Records
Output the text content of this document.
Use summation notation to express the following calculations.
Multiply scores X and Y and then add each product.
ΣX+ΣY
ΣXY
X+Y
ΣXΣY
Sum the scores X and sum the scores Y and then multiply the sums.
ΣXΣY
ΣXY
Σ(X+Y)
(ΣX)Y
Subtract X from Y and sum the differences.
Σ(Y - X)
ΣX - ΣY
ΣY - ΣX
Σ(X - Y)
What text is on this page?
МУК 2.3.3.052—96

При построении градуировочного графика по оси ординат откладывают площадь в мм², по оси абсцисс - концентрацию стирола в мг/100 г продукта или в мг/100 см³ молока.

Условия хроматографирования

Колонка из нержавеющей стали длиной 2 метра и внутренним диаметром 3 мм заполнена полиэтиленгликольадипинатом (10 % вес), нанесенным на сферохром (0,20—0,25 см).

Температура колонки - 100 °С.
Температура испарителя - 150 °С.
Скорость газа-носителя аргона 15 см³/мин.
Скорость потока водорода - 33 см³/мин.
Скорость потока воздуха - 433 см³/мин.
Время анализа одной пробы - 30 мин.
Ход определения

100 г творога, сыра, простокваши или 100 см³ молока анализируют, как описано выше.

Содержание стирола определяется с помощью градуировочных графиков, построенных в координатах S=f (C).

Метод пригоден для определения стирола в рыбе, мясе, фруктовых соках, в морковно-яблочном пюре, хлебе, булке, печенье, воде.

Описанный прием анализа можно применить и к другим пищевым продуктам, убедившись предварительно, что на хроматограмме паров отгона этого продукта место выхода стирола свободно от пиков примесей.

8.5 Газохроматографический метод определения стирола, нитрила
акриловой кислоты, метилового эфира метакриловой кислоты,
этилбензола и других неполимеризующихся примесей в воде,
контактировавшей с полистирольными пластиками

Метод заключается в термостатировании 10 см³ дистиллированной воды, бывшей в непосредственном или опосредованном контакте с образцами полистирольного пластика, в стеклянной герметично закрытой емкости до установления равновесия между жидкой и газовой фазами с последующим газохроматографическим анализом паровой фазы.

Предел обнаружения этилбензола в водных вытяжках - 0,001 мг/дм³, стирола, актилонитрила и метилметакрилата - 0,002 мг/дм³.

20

* WORK TO DO: List every line from the entries above in which "Скорость" appears.

* RESPONSE BELOW:
Скорость газа-носителя аргона 15 см³/мин.
Скорость потока водорода - 33 см³/мин.
Скорость потока воздуха - 433 см³/мин.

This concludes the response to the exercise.